[Dataset excerpts]
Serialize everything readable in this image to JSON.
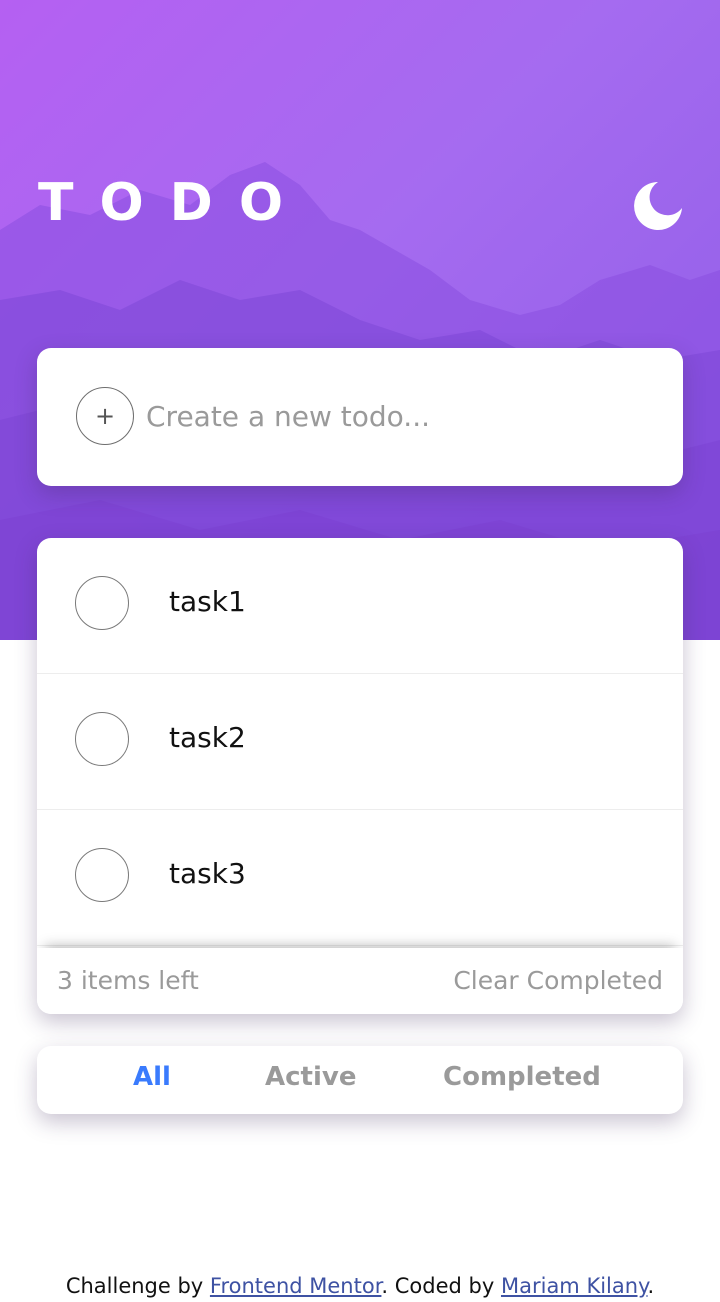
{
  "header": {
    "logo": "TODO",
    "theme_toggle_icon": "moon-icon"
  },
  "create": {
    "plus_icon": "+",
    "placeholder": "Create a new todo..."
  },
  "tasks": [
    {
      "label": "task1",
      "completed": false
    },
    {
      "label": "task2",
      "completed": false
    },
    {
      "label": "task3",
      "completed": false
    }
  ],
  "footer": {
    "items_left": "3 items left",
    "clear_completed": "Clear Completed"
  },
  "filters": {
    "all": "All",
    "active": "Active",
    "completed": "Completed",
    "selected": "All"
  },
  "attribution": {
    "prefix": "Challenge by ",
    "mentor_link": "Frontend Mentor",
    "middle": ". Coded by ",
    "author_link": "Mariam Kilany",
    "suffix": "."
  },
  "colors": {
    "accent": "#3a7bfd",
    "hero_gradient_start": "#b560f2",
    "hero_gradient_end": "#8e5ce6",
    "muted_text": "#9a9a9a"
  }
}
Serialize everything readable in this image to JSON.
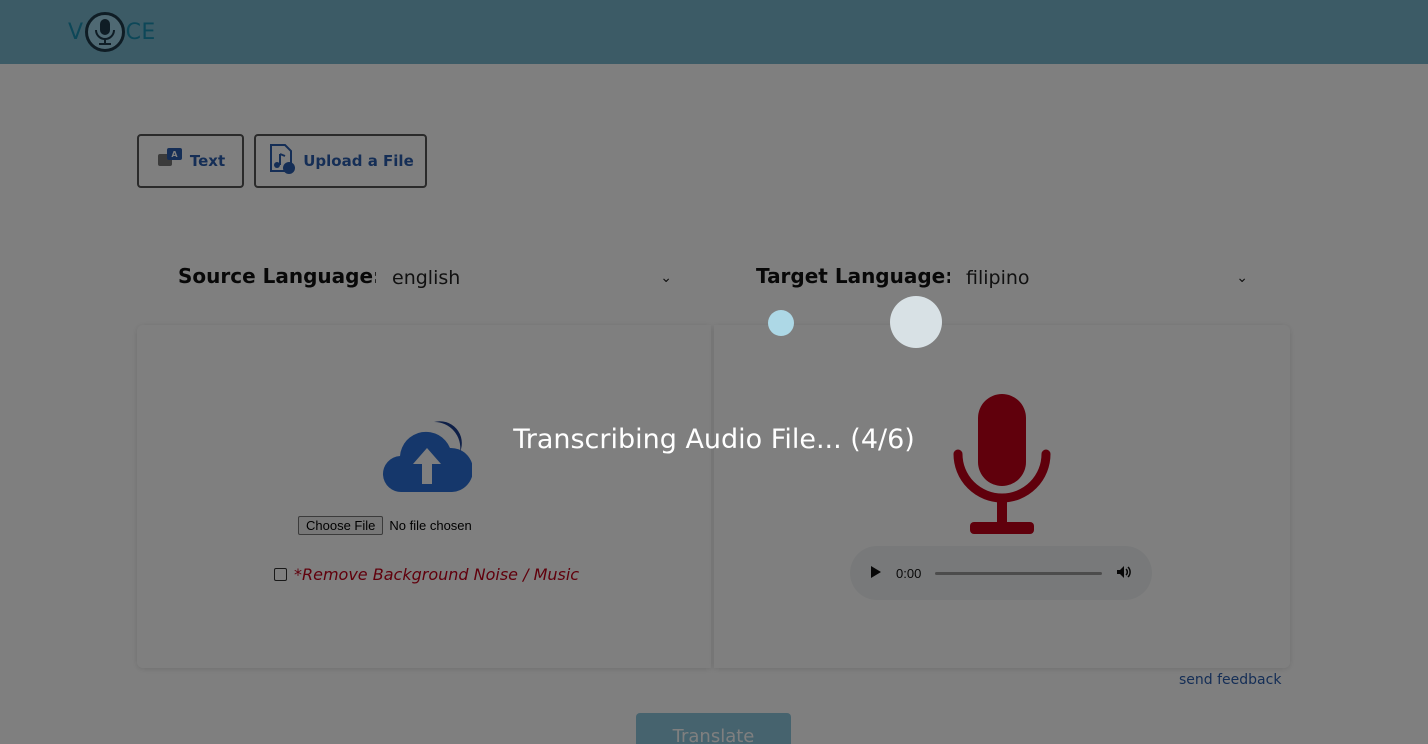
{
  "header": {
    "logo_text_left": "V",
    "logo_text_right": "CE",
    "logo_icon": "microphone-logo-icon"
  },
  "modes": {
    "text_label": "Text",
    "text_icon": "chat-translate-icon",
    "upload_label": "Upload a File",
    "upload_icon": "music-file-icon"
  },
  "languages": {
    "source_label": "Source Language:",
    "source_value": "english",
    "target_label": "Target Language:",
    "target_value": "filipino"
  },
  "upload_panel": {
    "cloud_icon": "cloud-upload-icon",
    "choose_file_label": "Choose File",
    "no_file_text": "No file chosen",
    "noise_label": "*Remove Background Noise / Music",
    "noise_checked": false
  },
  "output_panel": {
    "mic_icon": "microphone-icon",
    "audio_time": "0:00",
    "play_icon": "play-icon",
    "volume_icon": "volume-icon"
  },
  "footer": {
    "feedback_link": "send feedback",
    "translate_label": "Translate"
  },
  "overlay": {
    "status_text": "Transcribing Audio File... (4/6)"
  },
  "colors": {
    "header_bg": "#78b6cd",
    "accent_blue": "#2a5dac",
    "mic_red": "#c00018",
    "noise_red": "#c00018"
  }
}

> **EXERCISE AIM**: Copy out all the data exactly; skip the pictures.

> **THE REPLY**:
Serialize everything readable in this image to JSON.
{
  "header": {
    "logo": "TODO",
    "theme_toggle_icon": "moon-icon"
  },
  "create": {
    "plus_icon": "+",
    "placeholder": "Create a new todo..."
  },
  "tasks": [
    {
      "label": "task1",
      "completed": false
    },
    {
      "label": "task2",
      "completed": false
    },
    {
      "label": "task3",
      "completed": false
    }
  ],
  "footer": {
    "items_left": "3 items left",
    "clear_completed": "Clear Completed"
  },
  "filters": {
    "all": "All",
    "active": "Active",
    "completed": "Completed",
    "selected": "All"
  },
  "attribution": {
    "prefix": "Challenge by ",
    "mentor_link": "Frontend Mentor",
    "middle": ". Coded by ",
    "author_link": "Mariam Kilany",
    "suffix": "."
  },
  "colors": {
    "accent": "#3a7bfd",
    "hero_gradient_start": "#b560f2",
    "hero_gradient_end": "#8e5ce6",
    "muted_text": "#9a9a9a"
  }
}
Serialize everything readable in this image to JSON.
{
  "header": {
    "logo_text_left": "V",
    "logo_text_right": "CE",
    "logo_icon": "microphone-logo-icon"
  },
  "modes": {
    "text_label": "Text",
    "text_icon": "chat-translate-icon",
    "upload_label": "Upload a File",
    "upload_icon": "music-file-icon"
  },
  "languages": {
    "source_label": "Source Language:",
    "source_value": "english",
    "target_label": "Target Language:",
    "target_value": "filipino"
  },
  "upload_panel": {
    "cloud_icon": "cloud-upload-icon",
    "choose_file_label": "Choose File",
    "no_file_text": "No file chosen",
    "noise_label": "*Remove Background Noise / Music",
    "noise_checked": false
  },
  "output_panel": {
    "mic_icon": "microphone-icon",
    "audio_time": "0:00",
    "play_icon": "play-icon",
    "volume_icon": "volume-icon"
  },
  "footer": {
    "feedback_link": "send feedback",
    "translate_label": "Translate"
  },
  "overlay": {
    "status_text": "Transcribing Audio File... (4/6)"
  },
  "colors": {
    "header_bg": "#78b6cd",
    "accent_blue": "#2a5dac",
    "mic_red": "#c00018",
    "noise_red": "#c00018"
  }
}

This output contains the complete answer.